**Data records**
▼

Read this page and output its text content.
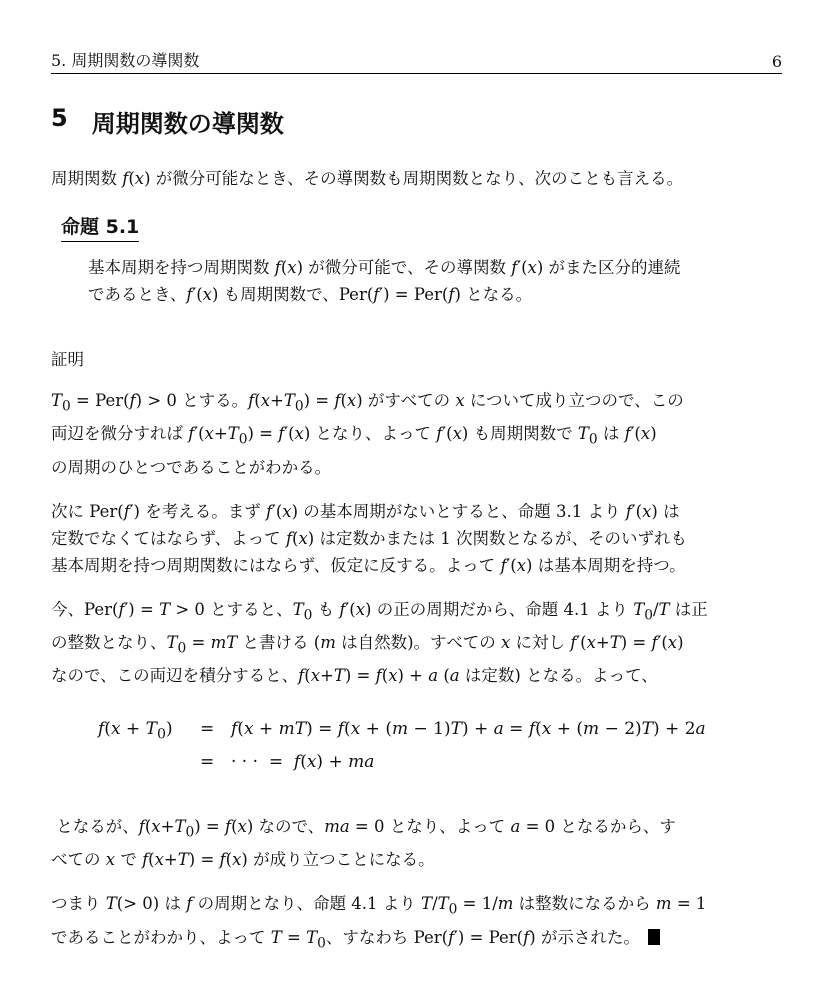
5. 周期関数の導関数	6
5 周期関数の導関数

周期関数 f(x) が微分可能なとき、その導関数も周期関数となり、次のことも言える。

命題 5.1

基本周期を持つ周期関数 f(x) が微分可能で、その導関数 f′(x) がまた区分的連続
であるとき、f′(x) も周期関数で、Per(f′) = Per(f) となる。

証明

$T_0 = Per(f) > 0$ とする。$f(x+T_0) = f(x)$ がすべての x について成り立つので、この
両辺を微分すれば $f'(x+T_0) = f'(x)$ となり、よって f′(x) も周期関数で $T_0$ は f′(x)
の周期のひとつであることがわかる。

次に Per(f′) を考える。まず f′(x) の基本周期がないとすると、命題 3.1 より f′(x) は
定数でなくてはならず、よって f(x) は定数かまたは 1 次関数となるが、そのいずれも
基本周期を持つ周期関数にはならず、仮定に反する。よって f′(x) は基本周期を持つ。

今、Per(f′) = T > 0 とすると、$T_0$ も f′(x) の正の周期だから、命題 4.1 より $T_0/T$ は正
の整数となり、$T_0$ = mT と書ける (m は自然数)。すべての x に対し f′(x+T) = f′(x)
なので、この両辺を積分すると、f(x+T) = f(x) + a (a は定数) となる。よって、

$f(x + T_0) = f(x + mT) = f(x + (m - 1)T) + a = f(x + (m - 2)T) + 2a$
= · · ·  =  f(x) + ma

となるが、$f(x+T_0) = f(x)$ なので、ma = 0 となり、よって a = 0 となるから、す
べての x で f(x+T) = f(x) が成り立つことになる。

つまり T(> 0) は f の周期となり、命題 4.1 より $T/T_0 = 1/m$ は整数になるから m = 1
であることがわかり、よって $T = T_0$、すなわち Per(f′) = Per(f) が示された。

▲

**WHAT THE TASK ASKS**
From the listing, copy every line where the string "も周期関数で" appears.

**ANSWER TO THIS EXERCISE**
であるとき、f′(x) も周期関数で、Per(f′) = Per(f) となる。
両辺を微分すれば $f'(x+T_0) = f'(x)$ となり、よって f′(x) も周期関数で $T_0$ は f′(x)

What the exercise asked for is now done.